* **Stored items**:
^^^^^^^^^^^^^^^^
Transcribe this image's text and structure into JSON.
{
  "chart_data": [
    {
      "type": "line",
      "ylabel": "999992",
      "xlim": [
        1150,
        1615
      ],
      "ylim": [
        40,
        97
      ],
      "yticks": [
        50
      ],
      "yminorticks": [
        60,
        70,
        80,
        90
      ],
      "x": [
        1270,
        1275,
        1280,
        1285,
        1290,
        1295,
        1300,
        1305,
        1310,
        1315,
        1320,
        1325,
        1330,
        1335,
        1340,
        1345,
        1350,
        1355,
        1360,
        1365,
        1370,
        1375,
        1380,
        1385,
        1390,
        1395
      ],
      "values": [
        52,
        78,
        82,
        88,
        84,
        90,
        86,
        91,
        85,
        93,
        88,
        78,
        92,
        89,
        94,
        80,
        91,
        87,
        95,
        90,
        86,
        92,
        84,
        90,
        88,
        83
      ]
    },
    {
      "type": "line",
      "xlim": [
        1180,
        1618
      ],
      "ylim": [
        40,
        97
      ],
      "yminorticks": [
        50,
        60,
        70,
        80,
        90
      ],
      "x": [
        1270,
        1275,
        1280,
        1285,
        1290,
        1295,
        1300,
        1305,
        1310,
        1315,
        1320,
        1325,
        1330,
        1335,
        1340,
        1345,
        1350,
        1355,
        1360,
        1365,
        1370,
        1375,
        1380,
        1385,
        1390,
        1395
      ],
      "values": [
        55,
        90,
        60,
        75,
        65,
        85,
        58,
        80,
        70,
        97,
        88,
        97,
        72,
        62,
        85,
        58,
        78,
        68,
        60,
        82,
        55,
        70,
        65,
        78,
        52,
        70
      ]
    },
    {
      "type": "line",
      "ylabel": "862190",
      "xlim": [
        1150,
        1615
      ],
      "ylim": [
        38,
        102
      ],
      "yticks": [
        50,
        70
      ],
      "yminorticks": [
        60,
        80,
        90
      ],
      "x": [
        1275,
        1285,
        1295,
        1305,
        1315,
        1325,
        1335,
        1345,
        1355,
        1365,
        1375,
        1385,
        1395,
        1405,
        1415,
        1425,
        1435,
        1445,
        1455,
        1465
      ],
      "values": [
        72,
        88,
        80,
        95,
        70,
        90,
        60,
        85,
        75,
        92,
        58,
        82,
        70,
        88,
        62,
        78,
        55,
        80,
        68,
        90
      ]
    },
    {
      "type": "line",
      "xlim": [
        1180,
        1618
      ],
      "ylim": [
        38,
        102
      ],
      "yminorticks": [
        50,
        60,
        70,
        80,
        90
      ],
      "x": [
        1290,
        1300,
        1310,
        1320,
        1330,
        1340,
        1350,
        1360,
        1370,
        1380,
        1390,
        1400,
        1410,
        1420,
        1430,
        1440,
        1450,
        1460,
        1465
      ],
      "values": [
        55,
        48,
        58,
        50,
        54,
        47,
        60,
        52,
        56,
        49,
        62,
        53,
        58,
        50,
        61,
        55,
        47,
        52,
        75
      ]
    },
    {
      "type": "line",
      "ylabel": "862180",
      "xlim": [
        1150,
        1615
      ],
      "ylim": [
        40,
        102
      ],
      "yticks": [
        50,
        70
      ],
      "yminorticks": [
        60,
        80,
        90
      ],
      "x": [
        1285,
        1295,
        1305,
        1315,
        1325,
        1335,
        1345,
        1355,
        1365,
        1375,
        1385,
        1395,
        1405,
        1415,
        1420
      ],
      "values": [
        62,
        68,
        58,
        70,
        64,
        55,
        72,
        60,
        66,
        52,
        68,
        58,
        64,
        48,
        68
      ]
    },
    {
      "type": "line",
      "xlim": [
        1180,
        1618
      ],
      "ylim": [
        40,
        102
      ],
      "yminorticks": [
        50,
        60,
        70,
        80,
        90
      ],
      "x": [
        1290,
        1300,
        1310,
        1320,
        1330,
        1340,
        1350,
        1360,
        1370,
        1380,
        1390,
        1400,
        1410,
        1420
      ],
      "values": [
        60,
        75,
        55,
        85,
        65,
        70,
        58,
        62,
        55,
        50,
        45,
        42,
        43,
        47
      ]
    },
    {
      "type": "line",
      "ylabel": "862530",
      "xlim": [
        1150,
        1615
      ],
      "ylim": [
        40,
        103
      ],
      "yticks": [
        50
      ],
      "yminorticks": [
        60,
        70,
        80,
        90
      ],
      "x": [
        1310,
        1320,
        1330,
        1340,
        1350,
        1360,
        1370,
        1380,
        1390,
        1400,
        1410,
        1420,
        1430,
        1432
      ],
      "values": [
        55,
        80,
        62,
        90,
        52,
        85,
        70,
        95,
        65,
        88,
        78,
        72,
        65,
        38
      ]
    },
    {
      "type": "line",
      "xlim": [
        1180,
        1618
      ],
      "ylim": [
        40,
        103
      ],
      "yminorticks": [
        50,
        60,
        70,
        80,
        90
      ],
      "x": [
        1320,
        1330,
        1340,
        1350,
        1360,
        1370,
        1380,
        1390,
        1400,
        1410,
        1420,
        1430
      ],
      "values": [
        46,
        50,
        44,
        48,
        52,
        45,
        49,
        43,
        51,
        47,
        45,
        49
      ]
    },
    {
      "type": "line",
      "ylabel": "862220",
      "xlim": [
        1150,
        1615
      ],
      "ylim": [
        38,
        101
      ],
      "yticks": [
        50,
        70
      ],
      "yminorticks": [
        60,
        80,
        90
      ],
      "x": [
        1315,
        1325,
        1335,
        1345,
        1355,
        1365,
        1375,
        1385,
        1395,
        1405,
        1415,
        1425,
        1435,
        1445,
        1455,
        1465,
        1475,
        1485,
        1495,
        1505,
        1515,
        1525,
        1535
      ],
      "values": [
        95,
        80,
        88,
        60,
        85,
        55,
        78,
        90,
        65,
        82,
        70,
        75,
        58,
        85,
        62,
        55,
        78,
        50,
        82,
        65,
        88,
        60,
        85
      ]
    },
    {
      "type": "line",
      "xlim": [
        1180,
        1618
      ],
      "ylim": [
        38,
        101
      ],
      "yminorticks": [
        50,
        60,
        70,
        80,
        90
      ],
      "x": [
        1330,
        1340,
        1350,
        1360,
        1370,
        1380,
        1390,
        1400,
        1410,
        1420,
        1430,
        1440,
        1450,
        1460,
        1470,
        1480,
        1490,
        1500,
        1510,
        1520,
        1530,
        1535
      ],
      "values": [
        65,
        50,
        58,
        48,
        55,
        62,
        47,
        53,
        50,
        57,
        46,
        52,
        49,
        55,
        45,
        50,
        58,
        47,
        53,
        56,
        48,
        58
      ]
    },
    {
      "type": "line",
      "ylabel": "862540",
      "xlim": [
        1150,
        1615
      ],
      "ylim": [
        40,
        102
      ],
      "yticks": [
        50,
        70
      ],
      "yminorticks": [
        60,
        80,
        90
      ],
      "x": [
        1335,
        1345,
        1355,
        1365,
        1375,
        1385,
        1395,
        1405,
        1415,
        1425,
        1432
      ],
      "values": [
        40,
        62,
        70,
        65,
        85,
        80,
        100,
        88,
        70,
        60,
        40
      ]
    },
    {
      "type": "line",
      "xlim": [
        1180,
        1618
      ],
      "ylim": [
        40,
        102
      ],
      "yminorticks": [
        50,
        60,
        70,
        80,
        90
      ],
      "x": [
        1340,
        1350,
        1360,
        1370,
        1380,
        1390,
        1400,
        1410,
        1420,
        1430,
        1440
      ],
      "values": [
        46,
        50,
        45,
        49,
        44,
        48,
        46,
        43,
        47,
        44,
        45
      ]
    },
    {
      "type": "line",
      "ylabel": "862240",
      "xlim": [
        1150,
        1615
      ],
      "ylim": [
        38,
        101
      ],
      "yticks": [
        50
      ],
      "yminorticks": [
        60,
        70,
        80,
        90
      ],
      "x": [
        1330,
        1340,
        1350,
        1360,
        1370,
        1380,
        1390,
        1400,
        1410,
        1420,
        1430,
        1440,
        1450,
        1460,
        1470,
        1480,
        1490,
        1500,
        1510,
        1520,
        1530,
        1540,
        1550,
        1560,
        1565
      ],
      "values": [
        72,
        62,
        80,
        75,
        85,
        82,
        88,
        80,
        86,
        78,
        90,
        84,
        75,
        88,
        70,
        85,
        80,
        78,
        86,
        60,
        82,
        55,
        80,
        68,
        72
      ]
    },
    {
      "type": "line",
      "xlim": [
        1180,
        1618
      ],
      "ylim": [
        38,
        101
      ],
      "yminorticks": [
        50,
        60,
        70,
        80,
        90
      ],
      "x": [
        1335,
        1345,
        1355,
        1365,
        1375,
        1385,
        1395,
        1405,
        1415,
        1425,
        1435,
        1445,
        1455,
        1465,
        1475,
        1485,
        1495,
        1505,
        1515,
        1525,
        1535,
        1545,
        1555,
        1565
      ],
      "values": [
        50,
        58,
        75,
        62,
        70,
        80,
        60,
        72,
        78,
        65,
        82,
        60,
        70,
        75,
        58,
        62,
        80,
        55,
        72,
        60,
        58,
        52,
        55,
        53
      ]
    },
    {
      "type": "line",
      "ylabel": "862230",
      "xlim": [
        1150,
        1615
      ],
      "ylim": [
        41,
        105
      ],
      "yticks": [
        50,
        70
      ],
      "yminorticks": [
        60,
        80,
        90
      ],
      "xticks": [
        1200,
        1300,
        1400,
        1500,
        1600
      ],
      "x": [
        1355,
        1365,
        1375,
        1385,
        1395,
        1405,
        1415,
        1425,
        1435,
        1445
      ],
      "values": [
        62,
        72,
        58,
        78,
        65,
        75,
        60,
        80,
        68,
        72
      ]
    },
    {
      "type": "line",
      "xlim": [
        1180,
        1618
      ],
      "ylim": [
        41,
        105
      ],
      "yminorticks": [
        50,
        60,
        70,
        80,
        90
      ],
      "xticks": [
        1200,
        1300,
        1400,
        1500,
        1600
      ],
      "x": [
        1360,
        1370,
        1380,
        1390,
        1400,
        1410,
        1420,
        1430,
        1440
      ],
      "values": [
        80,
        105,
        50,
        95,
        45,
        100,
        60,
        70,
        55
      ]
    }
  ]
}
^^^^^^^^^^^^^^^^
* **EXERCISE DESCRIPTION**: Each line holding "ylabel" must be found and copied.

* **THE SOLUTION**:
      "ylabel": "999992",
      "ylabel": "862190",
      "ylabel": "862180",
      "ylabel": "862530",
      "ylabel": "862220",
      "ylabel": "862540",
      "ylabel": "862240",
      "ylabel": "862230",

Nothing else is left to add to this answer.